Texte extrait =>

╔══

Quel point commun y a t-il entre les
Négresses Vertes et POTTERY ? De toute évidence,
aucun. C’est du moins ce que tout le monde dirait. Bon, laisse-moi essayer à
nouveau et donne moi ma chance pour une seconde question. Est-ce que tu connais
l’histoire du type qui achète un disque à l’aveugle (autrement dit : sans
en avoir écouté une seule note auparavant) tout simplement parce qu’il avait
plutôt aimé ou tout du moins trouvé intéressant le disque précédent ? Quel
idiot*, hein ? A l’heure d’internet, du streaming gratos ou du
téléchargement illégal permettant de se faire avant une idée du disque en question… Et oui, tu l’auras compris,
l’idiot c’est moi. Et j’en serais presque vert de honte – nota : ceci n’est
absolument pas une réponse à la toute première question.
Il était quand même pas mal ce tout premier
disque de Pottery, un 12’ de sept titres un peu bancal et désordonné,
entre garage de crooners et post-punk éclairé. N°1 promettait quelque chose pour après, même si Lifeline Costume, un peu trop étalé, un
peu trop exubérant et placé à la toute fin du disque aurait du mettre la puce à
l’oreille du vieux rabat-joie que je suis (et aime tellement être) mais que
veux-tu, pour une fois j’avais décidé d’être optimiste, d’écouter autre chose
que de la musique qui fait mal ou de la musique compliquée – la musique
compliquée qui fait mal ça existe aussi et là j’adore carrément – et j’avais
surtout décidé de laisser toutes ses chances à Welcome To Bobby’s Motel, premier
album long format de Pottery, publié
au mois de juin par Partisan records. La pochette est ultra colorée, la
pochette intérieure également, même le coupon de téléchargement** reprend le
même genre de visuel et le vinyle est lui qualifié de « Hot Dog
yellow » ce qui signifie jaune, tout simplement. C’est un joli emballage. Après
je peux très bien comprendre que l’on puisse apprécier ce chanteur qui
désormais fait tout ce qu’il peut pour imiter David Byrne (Hot Heater), je peux admettre que la profusion de voix – tout le
monde chante dans le groupe, façon chorale au moment des refrains – fasse chaud
au cœur, je peux parfaitement imaginer qu’un groupe qui lorgne souvent du côté
des Talking Heads (logique…) et qui rajoute du funk et des claviers très kitsch
dans ses compositions décroche des recensions XXL et des bonnes notes chez les
critiques d’art mais Welcome To Bobby’s
Motel m’ennuie, à de très rares exceptions près (Take Your Time, plutôt tendu que la moyenne malgré l’inévitable
réapparition de ces foutus chœurs de collégiens).

╚══

Le problème =>
D'après la chronique ci-dessus, répondez à ces questions :
1. Combien de titres comptait le tout premier disque de Pottery ?
2. Quel label a publié Welcome To Bobby's Motel, et à quel mois ?
3. Quel qualificatif est donné au vinyle de cet album ?

Données =>
╔══

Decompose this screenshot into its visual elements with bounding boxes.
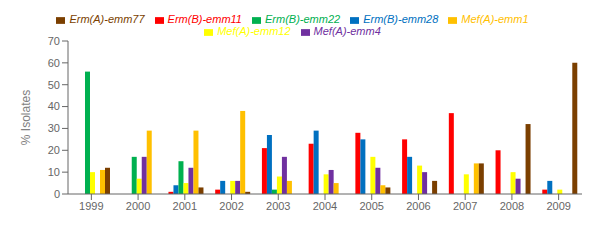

╚══

Réponse au problème =>
1. Sept titres, sur un 12'.
2. Partisan records, au mois de juin.
3. « Hot Dog yellow ».